**Short exercise**
Rewrite all of the rows below, changing "bbox" to "bounding box" and leaving everything else as it is.

++++ Provided data

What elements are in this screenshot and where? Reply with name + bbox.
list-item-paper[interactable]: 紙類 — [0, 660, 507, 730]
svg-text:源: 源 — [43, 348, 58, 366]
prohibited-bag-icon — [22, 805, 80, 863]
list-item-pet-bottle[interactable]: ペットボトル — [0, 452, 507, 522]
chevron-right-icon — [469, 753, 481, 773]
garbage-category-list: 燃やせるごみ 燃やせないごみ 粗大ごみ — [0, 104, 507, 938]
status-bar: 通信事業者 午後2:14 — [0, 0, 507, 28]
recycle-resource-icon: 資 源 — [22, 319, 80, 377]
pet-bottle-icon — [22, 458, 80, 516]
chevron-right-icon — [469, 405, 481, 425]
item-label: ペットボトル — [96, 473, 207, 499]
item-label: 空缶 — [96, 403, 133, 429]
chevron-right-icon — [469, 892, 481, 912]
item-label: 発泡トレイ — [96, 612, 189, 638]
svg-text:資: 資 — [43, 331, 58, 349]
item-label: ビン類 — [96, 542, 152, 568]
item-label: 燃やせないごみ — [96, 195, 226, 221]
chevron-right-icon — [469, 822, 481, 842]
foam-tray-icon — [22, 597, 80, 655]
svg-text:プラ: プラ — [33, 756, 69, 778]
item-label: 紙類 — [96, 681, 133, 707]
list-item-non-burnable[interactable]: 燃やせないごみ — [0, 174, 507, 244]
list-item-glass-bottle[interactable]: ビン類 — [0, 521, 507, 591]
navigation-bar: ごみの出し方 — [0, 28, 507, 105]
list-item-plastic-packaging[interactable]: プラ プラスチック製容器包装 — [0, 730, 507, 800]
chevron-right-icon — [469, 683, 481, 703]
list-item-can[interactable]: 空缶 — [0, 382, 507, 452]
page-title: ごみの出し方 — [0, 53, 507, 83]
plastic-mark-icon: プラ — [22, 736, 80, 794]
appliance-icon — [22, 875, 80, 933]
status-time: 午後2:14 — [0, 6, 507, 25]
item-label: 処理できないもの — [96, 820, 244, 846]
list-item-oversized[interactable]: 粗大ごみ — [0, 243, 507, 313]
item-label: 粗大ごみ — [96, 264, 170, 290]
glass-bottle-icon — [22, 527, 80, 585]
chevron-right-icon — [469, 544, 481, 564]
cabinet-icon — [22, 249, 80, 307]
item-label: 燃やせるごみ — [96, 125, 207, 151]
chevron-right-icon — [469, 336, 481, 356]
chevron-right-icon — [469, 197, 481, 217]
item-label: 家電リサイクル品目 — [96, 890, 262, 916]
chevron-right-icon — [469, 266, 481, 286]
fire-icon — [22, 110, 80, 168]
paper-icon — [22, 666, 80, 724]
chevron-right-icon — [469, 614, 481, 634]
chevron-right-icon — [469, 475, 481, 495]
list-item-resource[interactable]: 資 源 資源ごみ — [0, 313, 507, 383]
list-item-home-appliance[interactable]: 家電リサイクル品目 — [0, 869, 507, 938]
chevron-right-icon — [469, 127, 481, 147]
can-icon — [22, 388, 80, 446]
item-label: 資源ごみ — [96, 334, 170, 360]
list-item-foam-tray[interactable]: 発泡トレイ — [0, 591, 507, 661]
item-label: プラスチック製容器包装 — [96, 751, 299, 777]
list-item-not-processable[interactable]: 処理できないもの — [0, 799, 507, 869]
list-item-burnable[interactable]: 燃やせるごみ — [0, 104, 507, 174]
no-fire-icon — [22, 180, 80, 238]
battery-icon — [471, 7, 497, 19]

++++++++

**Solved exercise**
What elements are in this screenshot and where? Reply with name + bounding box.
list-item-paper[interactable]: 紙類 — [0, 660, 507, 730]
svg-text:源: 源 — [43, 348, 58, 366]
prohibited-bag-icon — [22, 805, 80, 863]
list-item-pet-bottle[interactable]: ペットボトル — [0, 452, 507, 522]
chevron-right-icon — [469, 753, 481, 773]
garbage-category-list: 燃やせるごみ 燃やせないごみ 粗大ごみ — [0, 104, 507, 938]
status-bar: 通信事業者 午後2:14 — [0, 0, 507, 28]
recycle-resource-icon: 資 源 — [22, 319, 80, 377]
pet-bottle-icon — [22, 458, 80, 516]
chevron-right-icon — [469, 405, 481, 425]
item-label: ペットボトル — [96, 473, 207, 499]
item-label: 空缶 — [96, 403, 133, 429]
chevron-right-icon — [469, 892, 481, 912]
item-label: 発泡トレイ — [96, 612, 189, 638]
svg-text:資: 資 — [43, 331, 58, 349]
item-label: ビン類 — [96, 542, 152, 568]
item-label: 燃やせないごみ — [96, 195, 226, 221]
chevron-right-icon — [469, 822, 481, 842]
foam-tray-icon — [22, 597, 80, 655]
svg-text:プラ: プラ — [33, 756, 69, 778]
item-label: 紙類 — [96, 681, 133, 707]
list-item-non-burnable[interactable]: 燃やせないごみ — [0, 174, 507, 244]
list-item-glass-bottle[interactable]: ビン類 — [0, 521, 507, 591]
navigation-bar: ごみの出し方 — [0, 28, 507, 105]
list-item-plastic-packaging[interactable]: プラ プラスチック製容器包装 — [0, 730, 507, 800]
chevron-right-icon — [469, 683, 481, 703]
list-item-can[interactable]: 空缶 — [0, 382, 507, 452]
page-title: ごみの出し方 — [0, 53, 507, 83]
plastic-mark-icon: プラ — [22, 736, 80, 794]
appliance-icon — [22, 875, 80, 933]
status-time: 午後2:14 — [0, 6, 507, 25]
item-label: 処理できないもの — [96, 820, 244, 846]
list-item-oversized[interactable]: 粗大ごみ — [0, 243, 507, 313]
item-label: 粗大ごみ — [96, 264, 170, 290]
glass-bottle-icon — [22, 527, 80, 585]
chevron-right-icon — [469, 544, 481, 564]
cabinet-icon — [22, 249, 80, 307]
item-label: 燃やせるごみ — [96, 125, 207, 151]
chevron-right-icon — [469, 336, 481, 356]
chevron-right-icon — [469, 197, 481, 217]
item-label: 家電リサイクル品目 — [96, 890, 262, 916]
chevron-right-icon — [469, 266, 481, 286]
fire-icon — [22, 110, 80, 168]
paper-icon — [22, 666, 80, 724]
chevron-right-icon — [469, 614, 481, 634]
chevron-right-icon — [469, 475, 481, 495]
list-item-resource[interactable]: 資 源 資源ごみ — [0, 313, 507, 383]
list-item-home-appliance[interactable]: 家電リサイクル品目 — [0, 869, 507, 938]
chevron-right-icon — [469, 127, 481, 147]
can-icon — [22, 388, 80, 446]
item-label: 資源ごみ — [96, 334, 170, 360]
list-item-foam-tray[interactable]: 発泡トレイ — [0, 591, 507, 661]
item-label: プラスチック製容器包装 — [96, 751, 299, 777]
list-item-not-processable[interactable]: 処理できないもの — [0, 799, 507, 869]
list-item-burnable[interactable]: 燃やせるごみ — [0, 104, 507, 174]
no-fire-icon — [22, 180, 80, 238]
battery-icon — [471, 7, 497, 19]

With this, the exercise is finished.